EXERCISE BRIEF » In the records below, find the line that contains "Parse this screenshot: output". Retype that line and all the lines after it through the end, leaving out the pictures.

#####

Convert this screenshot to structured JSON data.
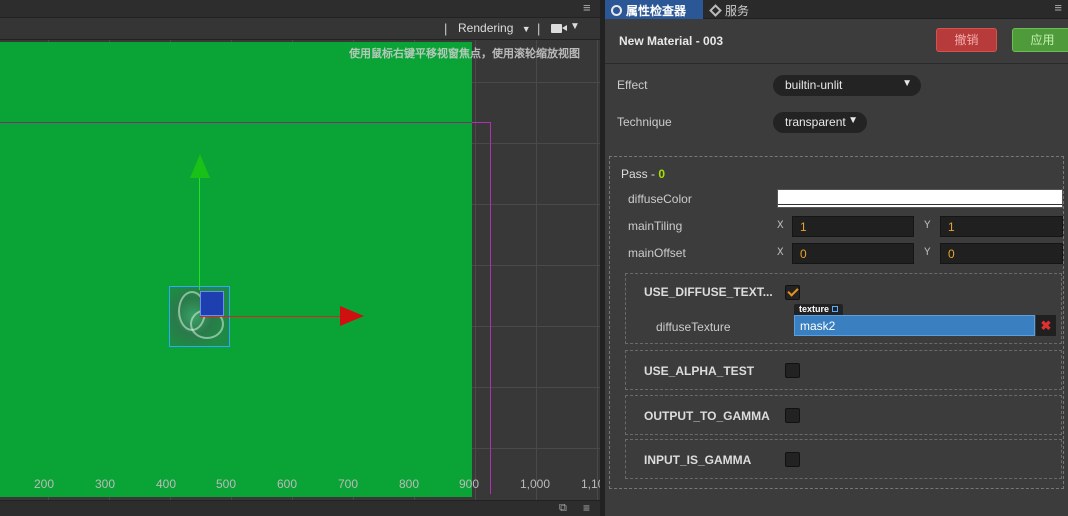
{
  "scene": {
    "rendering_label": "Rendering",
    "rendering_caret": "▼",
    "camera_caret": "▼",
    "separator": "|",
    "menu_glyph": "≡",
    "hint": "使用鼠标右键平移视窗焦点，使用滚轮缩放视图",
    "ruler": [
      "200",
      "300",
      "400",
      "500",
      "600",
      "700",
      "800",
      "900",
      "1,000",
      "1,10"
    ],
    "bottom_icon1": "⧉",
    "bottom_icon2": "≡",
    "colors": {
      "canvas": "#0aa336",
      "axis_x": "#dd2020",
      "axis_y": "#22e022",
      "selection": "#30a8ff"
    }
  },
  "inspector": {
    "tabs": [
      {
        "label": "属性检查器",
        "icon": "gear-icon"
      },
      {
        "label": "服务",
        "icon": "services-icon"
      }
    ],
    "menu_glyph": "≡",
    "material_name": "New Material - 003",
    "revert_label": "撤销",
    "apply_label": "应用",
    "effect": {
      "label": "Effect",
      "value": "builtin-unlit"
    },
    "technique": {
      "label": "Technique",
      "value": "transparent"
    },
    "caret": "▼",
    "pass": {
      "title_prefix": "Pass - ",
      "index": "0",
      "diffuse_color": {
        "label": "diffuseColor",
        "value": "#ffffff"
      },
      "main_tiling": {
        "label": "mainTiling",
        "x_label": "X",
        "x": "1",
        "y_label": "Y",
        "y": "1"
      },
      "main_offset": {
        "label": "mainOffset",
        "x_label": "X",
        "x": "0",
        "y_label": "Y",
        "y": "0"
      },
      "defines": [
        {
          "label": "USE_DIFFUSE_TEXT...",
          "checked": true
        },
        {
          "label": "USE_ALPHA_TEST",
          "checked": false
        },
        {
          "label": "OUTPUT_TO_GAMMA",
          "checked": false
        },
        {
          "label": "INPUT_IS_GAMMA",
          "checked": false
        }
      ],
      "diffuse_texture": {
        "label": "diffuseTexture",
        "tag": "texture",
        "value": "mask2",
        "clear": "✖"
      }
    }
  }
}
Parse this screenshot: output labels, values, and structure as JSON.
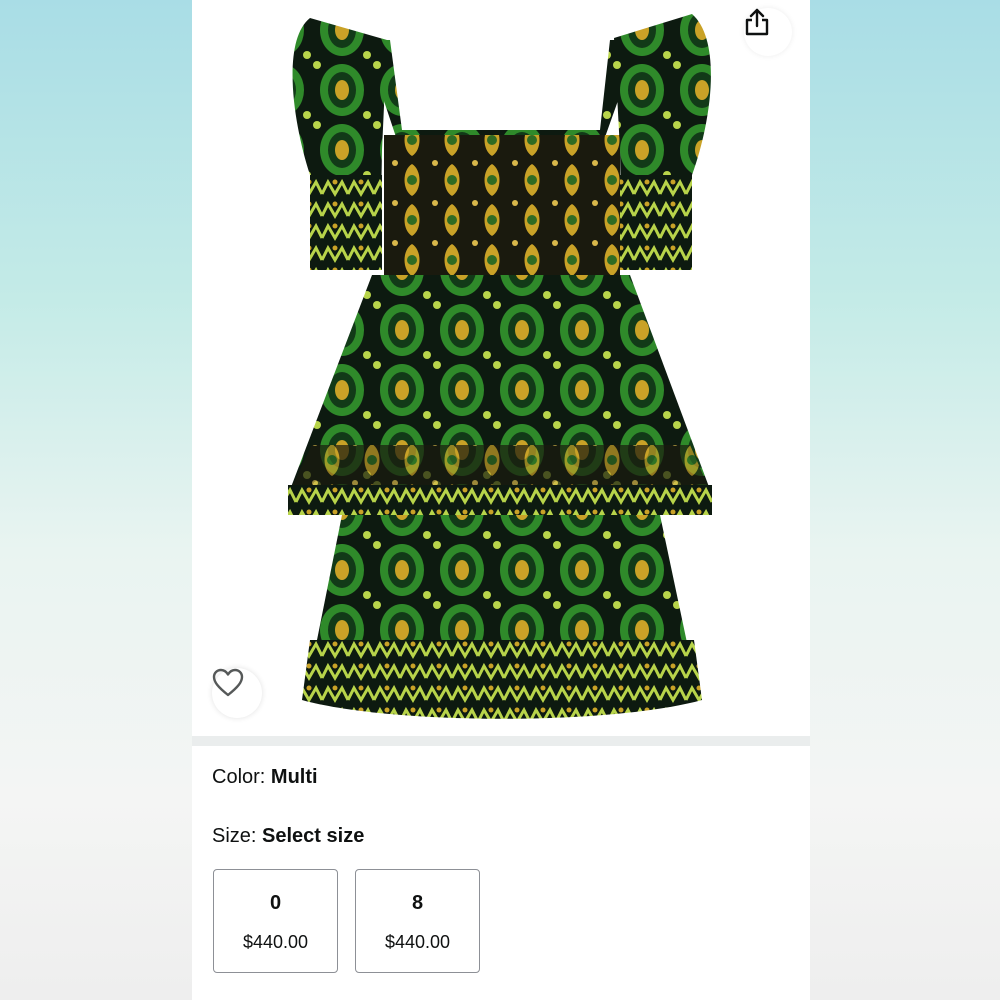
{
  "product": {
    "image_alt": "Green and black baroque print tiered mini dress",
    "share_icon": "share-icon",
    "favorite_icon": "heart-outline-icon"
  },
  "color": {
    "label": "Color: ",
    "value": "Multi"
  },
  "size": {
    "label": "Size: ",
    "value": "Select size",
    "options": [
      {
        "size": "0",
        "price": "$440.00"
      },
      {
        "size": "8",
        "price": "$440.00"
      }
    ]
  },
  "colors": {
    "text": "#0f1111",
    "divider": "#eaeded",
    "tile_border": "#8d9096",
    "dress_dark": "#0d1a10",
    "dress_green": "#2f8a2a",
    "dress_gold": "#c9a227"
  }
}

#####

ANSWER TO THIS TASK »
Parse this screenshot: output labels, values, and structure as JSON.
{
  "product": {
    "image_alt": "Green and black baroque print tiered mini dress",
    "share_icon": "share-icon",
    "favorite_icon": "heart-outline-icon"
  },
  "color": {
    "label": "Color: ",
    "value": "Multi"
  },
  "size": {
    "label": "Size: ",
    "value": "Select size",
    "options": [
      {
        "size": "0",
        "price": "$440.00"
      },
      {
        "size": "8",
        "price": "$440.00"
      }
    ]
  },
  "colors": {
    "text": "#0f1111",
    "divider": "#eaeded",
    "tile_border": "#8d9096",
    "dress_dark": "#0d1a10",
    "dress_green": "#2f8a2a",
    "dress_gold": "#c9a227"
  }
}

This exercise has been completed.